Short task ::
Give the number of lines that contain the string "Discussion", please, and nothing else.

====== Supplied material ======

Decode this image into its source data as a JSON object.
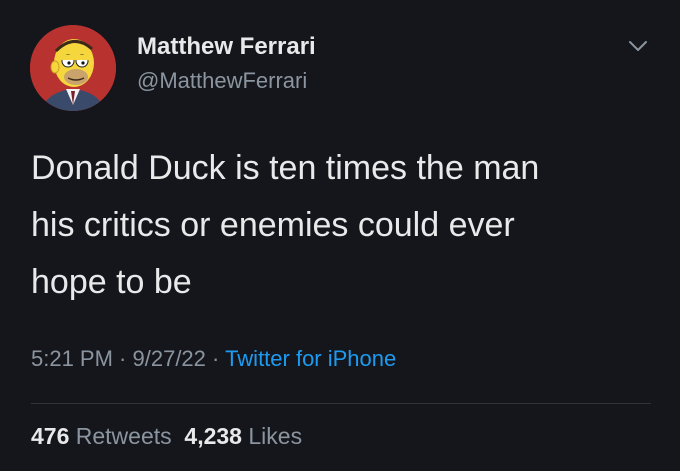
{
  "user": {
    "display_name": "Matthew Ferrari",
    "handle": "@MatthewFerrari",
    "avatar_icon": "cartoon-avatar"
  },
  "tweet": {
    "lines": [
      "Donald Duck is ten times the man",
      "his critics or enemies could ever",
      "hope to be"
    ]
  },
  "meta": {
    "time": "5:21 PM",
    "separator1": " · ",
    "date": "9/27/22",
    "separator2": " · ",
    "source": "Twitter for iPhone"
  },
  "stats": {
    "retweets_count": "476",
    "retweets_label": "Retweets",
    "likes_count": "4,238",
    "likes_label": "Likes"
  },
  "colors": {
    "background": "#15161b",
    "text": "#e8e9ea",
    "secondary": "#8b95a0",
    "link": "#1d9bf0"
  },
  "icons": {
    "menu": "chevron-down-icon"
  }
}
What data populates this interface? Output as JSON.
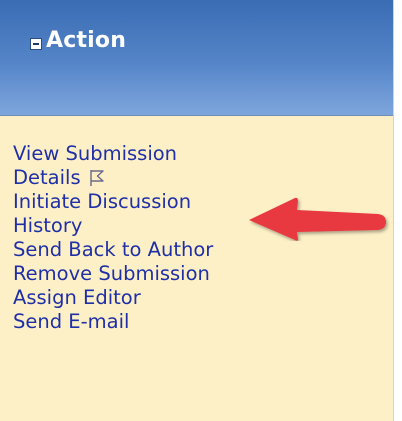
{
  "panel": {
    "title": "Action",
    "toggle_icon": "collapse-minus-icon",
    "header_color": "#4a7bc0",
    "background_color": "#fdf0c6"
  },
  "actions": [
    {
      "label": "View Submission"
    },
    {
      "label": "Details",
      "icon": "flag-outline-icon"
    },
    {
      "label": "Initiate Discussion"
    },
    {
      "label": "History"
    },
    {
      "label": "Send Back to Author"
    },
    {
      "label": "Remove Submission"
    },
    {
      "label": "Assign Editor"
    },
    {
      "label": "Send E-mail"
    }
  ],
  "annotation": {
    "icon": "red-arrow-left-icon",
    "color": "#e8383f",
    "points_to": "Initiate Discussion"
  },
  "link_color": "#1f2fa8"
}
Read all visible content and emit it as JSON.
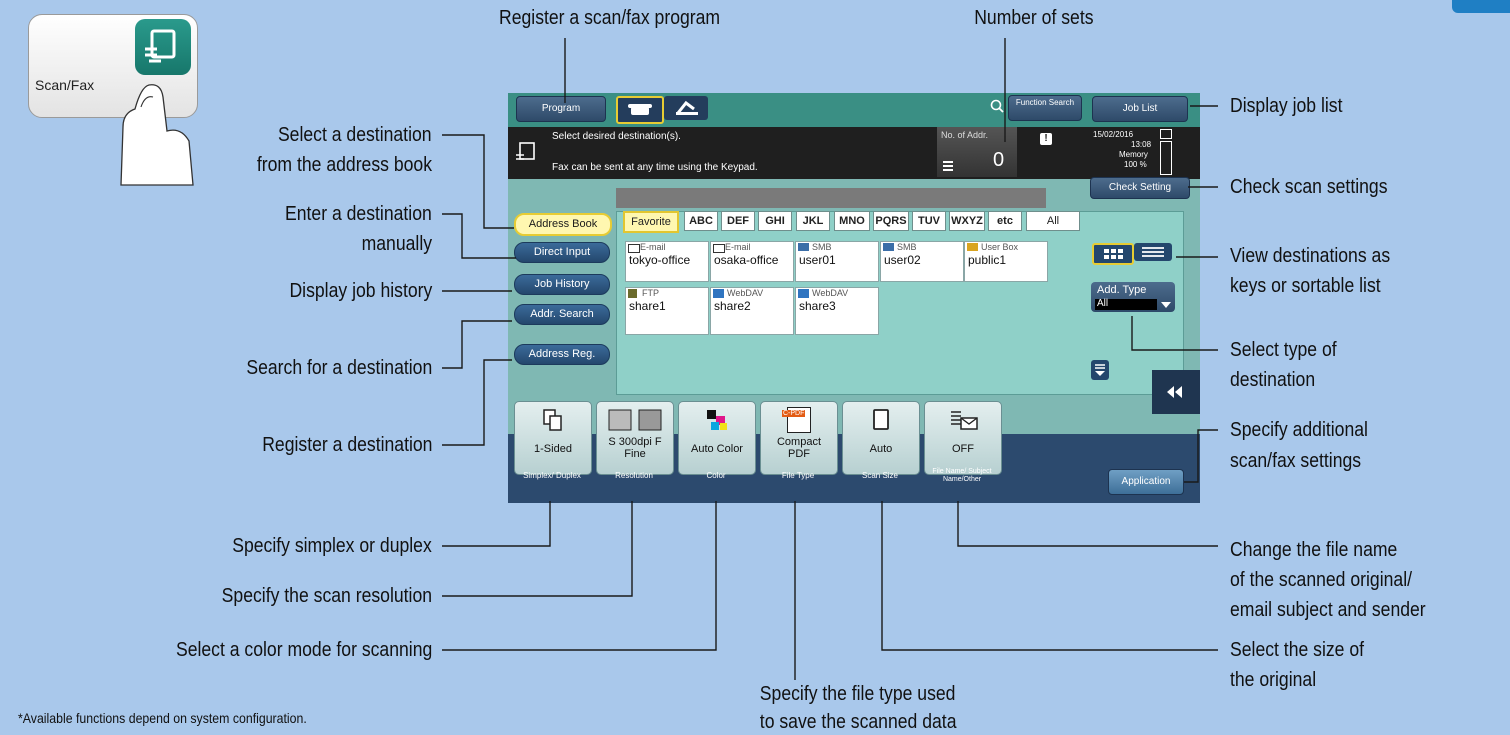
{
  "device": {
    "program_button": "Program",
    "function_search": "Function Search",
    "job_list_button": "Job List",
    "message_line1": "Select desired destination(s).",
    "message_line2": "Fax can be sent at any time using the Keypad.",
    "no_of_addr_label": "No. of Addr.",
    "no_of_addr_value": "0",
    "date": "15/02/2016",
    "time": "13:08",
    "memory_label": "Memory",
    "memory_value": "100 %",
    "check_setting_button": "Check Setting",
    "tabs": [
      "Address Book",
      "Direct Input",
      "Job History",
      "Addr. Search",
      "Address Reg."
    ],
    "index_tabs": [
      "Favorite",
      "ABC",
      "DEF",
      "GHI",
      "JKL",
      "MNO",
      "PQRS",
      "TUV",
      "WXYZ",
      "etc",
      "All"
    ],
    "destinations": [
      {
        "type": "E-mail",
        "name": "tokyo-office"
      },
      {
        "type": "E-mail",
        "name": "osaka-office"
      },
      {
        "type": "SMB",
        "name": "user01"
      },
      {
        "type": "SMB",
        "name": "user02"
      },
      {
        "type": "User Box",
        "name": "public1"
      },
      {
        "type": "FTP",
        "name": "share1"
      },
      {
        "type": "WebDAV",
        "name": "share2"
      },
      {
        "type": "WebDAV",
        "name": "share3"
      }
    ],
    "add_type_label": "Add. Type",
    "add_type_value": "All",
    "function_keys": [
      {
        "value": "1-Sided",
        "label": "Simplex/ Duplex"
      },
      {
        "value": "S 300dpi F Fine",
        "label": "Resolution"
      },
      {
        "value": "Auto Color",
        "label": "Color"
      },
      {
        "value": "Compact PDF",
        "label": "File Type"
      },
      {
        "value": "Auto",
        "label": "Scan Size"
      },
      {
        "value": "OFF",
        "label": "File Name/ Subject Name/Other"
      }
    ],
    "application_button": "Application",
    "scanfax_key_label": "Scan/Fax",
    "pdf_badge": "C-PDF"
  },
  "callouts": {
    "register_program": "Register a scan/fax program",
    "number_of_sets": "Number of sets",
    "display_job_list": "Display job list",
    "select_from_address_book_1": "Select a destination",
    "select_from_address_book_2": "from the address book",
    "enter_destination_1": "Enter a destination",
    "enter_destination_2": "manually",
    "display_job_history": "Display job history",
    "search_destination": "Search for a destination",
    "register_destination": "Register a destination",
    "check_scan_settings": "Check scan settings",
    "view_destinations_1": "View destinations as",
    "view_destinations_2": "keys or sortable list",
    "select_type_1": "Select type of",
    "select_type_2": "destination",
    "additional_settings_1": "Specify additional",
    "additional_settings_2": "scan/fax settings",
    "simplex_duplex": "Specify simplex or duplex",
    "scan_resolution": "Specify the scan resolution",
    "color_mode": "Select a color mode for scanning",
    "file_type_1": "Specify the file type used",
    "file_type_2": "to save the scanned data",
    "file_name_1": "Change the file name",
    "file_name_2": "of the scanned original/",
    "file_name_3": "email subject and sender",
    "original_size_1": "Select the size of",
    "original_size_2": "the original"
  },
  "footnote": "*Available functions depend on system configuration."
}
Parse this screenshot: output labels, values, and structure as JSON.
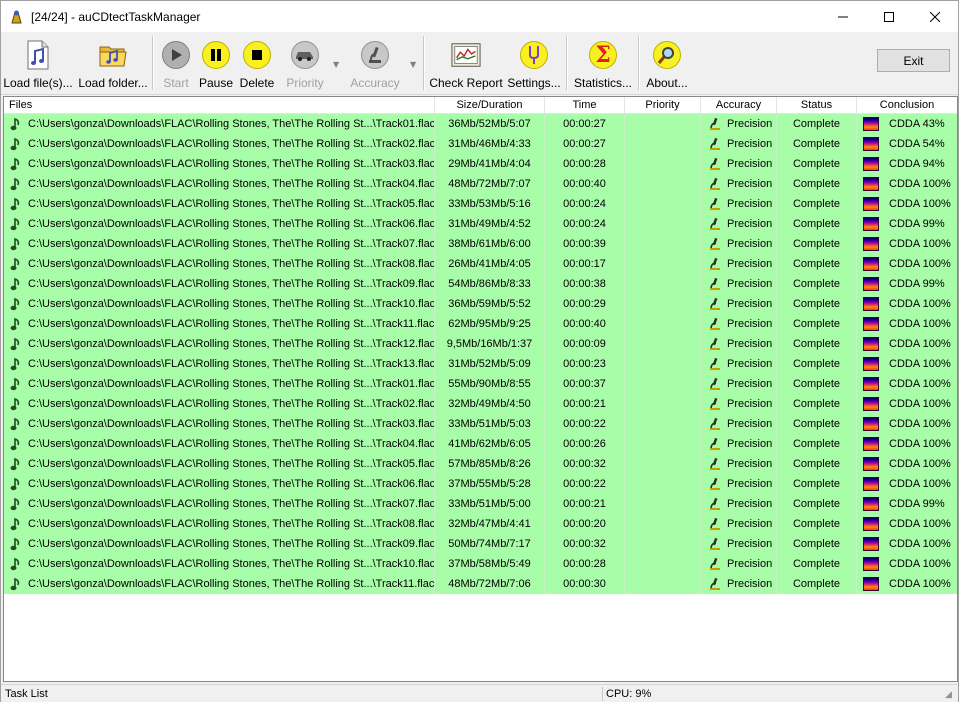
{
  "window": {
    "title": "[24/24] - auCDtectTaskManager",
    "controls": [
      "minimize",
      "maximize",
      "close"
    ]
  },
  "toolbar": {
    "buttons": [
      {
        "label": "Load file(s)...",
        "icon": "music-file-icon",
        "enabled": true
      },
      {
        "label": "Load folder...",
        "icon": "music-folder-icon",
        "enabled": true
      },
      {
        "label": "Start",
        "icon": "play-icon",
        "enabled": false
      },
      {
        "label": "Pause",
        "icon": "pause-icon",
        "enabled": true
      },
      {
        "label": "Delete",
        "icon": "stop-icon",
        "enabled": true
      },
      {
        "label": "Priority",
        "icon": "car-icon",
        "enabled": false
      },
      {
        "label": "Accuracy",
        "icon": "microscope-icon",
        "enabled": false
      },
      {
        "label": "Check Report",
        "icon": "report-icon",
        "enabled": true
      },
      {
        "label": "Settings...",
        "icon": "tuning-fork-icon",
        "enabled": true
      },
      {
        "label": "Statistics...",
        "icon": "sigma-icon",
        "enabled": true
      },
      {
        "label": "About...",
        "icon": "magnifier-icon",
        "enabled": true
      }
    ],
    "exit_label": "Exit"
  },
  "list": {
    "columns": [
      "Files",
      "Size/Duration",
      "Time",
      "Priority",
      "Accuracy",
      "Status",
      "Conclusion"
    ],
    "rows": [
      {
        "file": "C:\\Users\\gonza\\Downloads\\FLAC\\Rolling Stones, The\\The Rolling St...\\Track01.flac",
        "size": "36Mb/52Mb/5:07",
        "time": "00:00:27",
        "priority": "",
        "accuracy": "Precision",
        "status": "Complete",
        "conclusion": "CDDA 43%"
      },
      {
        "file": "C:\\Users\\gonza\\Downloads\\FLAC\\Rolling Stones, The\\The Rolling St...\\Track02.flac",
        "size": "31Mb/46Mb/4:33",
        "time": "00:00:27",
        "priority": "",
        "accuracy": "Precision",
        "status": "Complete",
        "conclusion": "CDDA 54%"
      },
      {
        "file": "C:\\Users\\gonza\\Downloads\\FLAC\\Rolling Stones, The\\The Rolling St...\\Track03.flac",
        "size": "29Mb/41Mb/4:04",
        "time": "00:00:28",
        "priority": "",
        "accuracy": "Precision",
        "status": "Complete",
        "conclusion": "CDDA 94%"
      },
      {
        "file": "C:\\Users\\gonza\\Downloads\\FLAC\\Rolling Stones, The\\The Rolling St...\\Track04.flac",
        "size": "48Mb/72Mb/7:07",
        "time": "00:00:40",
        "priority": "",
        "accuracy": "Precision",
        "status": "Complete",
        "conclusion": "CDDA 100%"
      },
      {
        "file": "C:\\Users\\gonza\\Downloads\\FLAC\\Rolling Stones, The\\The Rolling St...\\Track05.flac",
        "size": "33Mb/53Mb/5:16",
        "time": "00:00:24",
        "priority": "",
        "accuracy": "Precision",
        "status": "Complete",
        "conclusion": "CDDA 100%"
      },
      {
        "file": "C:\\Users\\gonza\\Downloads\\FLAC\\Rolling Stones, The\\The Rolling St...\\Track06.flac",
        "size": "31Mb/49Mb/4:52",
        "time": "00:00:24",
        "priority": "",
        "accuracy": "Precision",
        "status": "Complete",
        "conclusion": "CDDA 99%"
      },
      {
        "file": "C:\\Users\\gonza\\Downloads\\FLAC\\Rolling Stones, The\\The Rolling St...\\Track07.flac",
        "size": "38Mb/61Mb/6:00",
        "time": "00:00:39",
        "priority": "",
        "accuracy": "Precision",
        "status": "Complete",
        "conclusion": "CDDA 100%"
      },
      {
        "file": "C:\\Users\\gonza\\Downloads\\FLAC\\Rolling Stones, The\\The Rolling St...\\Track08.flac",
        "size": "26Mb/41Mb/4:05",
        "time": "00:00:17",
        "priority": "",
        "accuracy": "Precision",
        "status": "Complete",
        "conclusion": "CDDA 100%"
      },
      {
        "file": "C:\\Users\\gonza\\Downloads\\FLAC\\Rolling Stones, The\\The Rolling St...\\Track09.flac",
        "size": "54Mb/86Mb/8:33",
        "time": "00:00:38",
        "priority": "",
        "accuracy": "Precision",
        "status": "Complete",
        "conclusion": "CDDA 99%"
      },
      {
        "file": "C:\\Users\\gonza\\Downloads\\FLAC\\Rolling Stones, The\\The Rolling St...\\Track10.flac",
        "size": "36Mb/59Mb/5:52",
        "time": "00:00:29",
        "priority": "",
        "accuracy": "Precision",
        "status": "Complete",
        "conclusion": "CDDA 100%"
      },
      {
        "file": "C:\\Users\\gonza\\Downloads\\FLAC\\Rolling Stones, The\\The Rolling St...\\Track11.flac",
        "size": "62Mb/95Mb/9:25",
        "time": "00:00:40",
        "priority": "",
        "accuracy": "Precision",
        "status": "Complete",
        "conclusion": "CDDA 100%"
      },
      {
        "file": "C:\\Users\\gonza\\Downloads\\FLAC\\Rolling Stones, The\\The Rolling St...\\Track12.flac",
        "size": "9,5Mb/16Mb/1:37",
        "time": "00:00:09",
        "priority": "",
        "accuracy": "Precision",
        "status": "Complete",
        "conclusion": "CDDA 100%"
      },
      {
        "file": "C:\\Users\\gonza\\Downloads\\FLAC\\Rolling Stones, The\\The Rolling St...\\Track13.flac",
        "size": "31Mb/52Mb/5:09",
        "time": "00:00:23",
        "priority": "",
        "accuracy": "Precision",
        "status": "Complete",
        "conclusion": "CDDA 100%"
      },
      {
        "file": "C:\\Users\\gonza\\Downloads\\FLAC\\Rolling Stones, The\\The Rolling St...\\Track01.flac",
        "size": "55Mb/90Mb/8:55",
        "time": "00:00:37",
        "priority": "",
        "accuracy": "Precision",
        "status": "Complete",
        "conclusion": "CDDA 100%"
      },
      {
        "file": "C:\\Users\\gonza\\Downloads\\FLAC\\Rolling Stones, The\\The Rolling St...\\Track02.flac",
        "size": "32Mb/49Mb/4:50",
        "time": "00:00:21",
        "priority": "",
        "accuracy": "Precision",
        "status": "Complete",
        "conclusion": "CDDA 100%"
      },
      {
        "file": "C:\\Users\\gonza\\Downloads\\FLAC\\Rolling Stones, The\\The Rolling St...\\Track03.flac",
        "size": "33Mb/51Mb/5:03",
        "time": "00:00:22",
        "priority": "",
        "accuracy": "Precision",
        "status": "Complete",
        "conclusion": "CDDA 100%"
      },
      {
        "file": "C:\\Users\\gonza\\Downloads\\FLAC\\Rolling Stones, The\\The Rolling St...\\Track04.flac",
        "size": "41Mb/62Mb/6:05",
        "time": "00:00:26",
        "priority": "",
        "accuracy": "Precision",
        "status": "Complete",
        "conclusion": "CDDA 100%"
      },
      {
        "file": "C:\\Users\\gonza\\Downloads\\FLAC\\Rolling Stones, The\\The Rolling St...\\Track05.flac",
        "size": "57Mb/85Mb/8:26",
        "time": "00:00:32",
        "priority": "",
        "accuracy": "Precision",
        "status": "Complete",
        "conclusion": "CDDA 100%"
      },
      {
        "file": "C:\\Users\\gonza\\Downloads\\FLAC\\Rolling Stones, The\\The Rolling St...\\Track06.flac",
        "size": "37Mb/55Mb/5:28",
        "time": "00:00:22",
        "priority": "",
        "accuracy": "Precision",
        "status": "Complete",
        "conclusion": "CDDA 100%"
      },
      {
        "file": "C:\\Users\\gonza\\Downloads\\FLAC\\Rolling Stones, The\\The Rolling St...\\Track07.flac",
        "size": "33Mb/51Mb/5:00",
        "time": "00:00:21",
        "priority": "",
        "accuracy": "Precision",
        "status": "Complete",
        "conclusion": "CDDA 99%"
      },
      {
        "file": "C:\\Users\\gonza\\Downloads\\FLAC\\Rolling Stones, The\\The Rolling St...\\Track08.flac",
        "size": "32Mb/47Mb/4:41",
        "time": "00:00:20",
        "priority": "",
        "accuracy": "Precision",
        "status": "Complete",
        "conclusion": "CDDA 100%"
      },
      {
        "file": "C:\\Users\\gonza\\Downloads\\FLAC\\Rolling Stones, The\\The Rolling St...\\Track09.flac",
        "size": "50Mb/74Mb/7:17",
        "time": "00:00:32",
        "priority": "",
        "accuracy": "Precision",
        "status": "Complete",
        "conclusion": "CDDA 100%"
      },
      {
        "file": "C:\\Users\\gonza\\Downloads\\FLAC\\Rolling Stones, The\\The Rolling St...\\Track10.flac",
        "size": "37Mb/58Mb/5:49",
        "time": "00:00:28",
        "priority": "",
        "accuracy": "Precision",
        "status": "Complete",
        "conclusion": "CDDA 100%"
      },
      {
        "file": "C:\\Users\\gonza\\Downloads\\FLAC\\Rolling Stones, The\\The Rolling St...\\Track11.flac",
        "size": "48Mb/72Mb/7:06",
        "time": "00:00:30",
        "priority": "",
        "accuracy": "Precision",
        "status": "Complete",
        "conclusion": "CDDA 100%"
      }
    ],
    "row_color": "#a8fda8"
  },
  "statusbar": {
    "left": "Task List",
    "cpu": "CPU: 9%"
  }
}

======

Complete output ::
2